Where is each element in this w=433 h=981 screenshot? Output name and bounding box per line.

...

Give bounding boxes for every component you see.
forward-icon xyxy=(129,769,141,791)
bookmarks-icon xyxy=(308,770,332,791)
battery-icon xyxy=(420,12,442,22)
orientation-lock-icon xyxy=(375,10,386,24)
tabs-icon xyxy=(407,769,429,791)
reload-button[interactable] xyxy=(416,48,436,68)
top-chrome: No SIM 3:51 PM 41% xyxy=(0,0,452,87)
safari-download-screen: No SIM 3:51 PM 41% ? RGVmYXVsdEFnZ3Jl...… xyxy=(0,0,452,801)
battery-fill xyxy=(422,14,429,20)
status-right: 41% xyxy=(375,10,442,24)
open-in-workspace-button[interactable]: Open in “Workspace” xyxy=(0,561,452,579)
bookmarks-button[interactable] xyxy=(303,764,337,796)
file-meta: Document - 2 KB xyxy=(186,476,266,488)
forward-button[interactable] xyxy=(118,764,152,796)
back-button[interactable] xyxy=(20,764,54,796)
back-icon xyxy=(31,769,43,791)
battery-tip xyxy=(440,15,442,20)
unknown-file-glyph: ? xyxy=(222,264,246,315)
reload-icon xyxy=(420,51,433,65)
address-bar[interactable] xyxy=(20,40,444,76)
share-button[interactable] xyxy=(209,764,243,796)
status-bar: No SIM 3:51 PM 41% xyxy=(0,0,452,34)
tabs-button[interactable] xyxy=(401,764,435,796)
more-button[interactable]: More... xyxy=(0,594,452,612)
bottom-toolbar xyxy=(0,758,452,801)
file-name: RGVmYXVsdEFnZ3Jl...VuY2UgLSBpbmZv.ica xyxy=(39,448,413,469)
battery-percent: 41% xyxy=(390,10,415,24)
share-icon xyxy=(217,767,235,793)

→ PROBLEM
Render the data from the line containing "Give bounding boxes" up to and including the line containing "share-icon xyxy=(217,767,235,793)" as a numbered list, omitting any blank lines.

→ RESULT OF THE EXERCISE
1. Give bounding boxes for every component you see.
2. forward-icon xyxy=(129,769,141,791)
3. bookmarks-icon xyxy=(308,770,332,791)
4. battery-icon xyxy=(420,12,442,22)
5. orientation-lock-icon xyxy=(375,10,386,24)
6. tabs-icon xyxy=(407,769,429,791)
7. reload-button[interactable] xyxy=(416,48,436,68)
8. top-chrome: No SIM 3:51 PM 41% xyxy=(0,0,452,87)
9. safari-download-screen: No SIM 3:51 PM 41% ? RGVmYXVsdEFnZ3Jl...… xyxy=(0,0,452,801)
10. battery-fill xyxy=(422,14,429,20)
11. status-right: 41% xyxy=(375,10,442,24)
12. open-in-workspace-button[interactable]: Open in “Workspace” xyxy=(0,561,452,579)
13. bookmarks-button[interactable] xyxy=(303,764,337,796)
14. file-meta: Document - 2 KB xyxy=(186,476,266,488)
15. forward-button[interactable] xyxy=(118,764,152,796)
16. back-button[interactable] xyxy=(20,764,54,796)
17. back-icon xyxy=(31,769,43,791)
18. battery-tip xyxy=(440,15,442,20)
19. unknown-file-glyph: ? xyxy=(222,264,246,315)
20. reload-icon xyxy=(420,51,433,65)
21. address-bar[interactable] xyxy=(20,40,444,76)
22. share-button[interactable] xyxy=(209,764,243,796)
23. status-bar: No SIM 3:51 PM 41% xyxy=(0,0,452,34)
24. tabs-button[interactable] xyxy=(401,764,435,796)
25. more-button[interactable]: More... xyxy=(0,594,452,612)
26. bottom-toolbar xyxy=(0,758,452,801)
27. file-name: RGVmYXVsdEFnZ3Jl...VuY2UgLSBpbmZv.ica xyxy=(39,448,413,469)
28. battery-percent: 41% xyxy=(390,10,415,24)
29. share-icon xyxy=(217,767,235,793)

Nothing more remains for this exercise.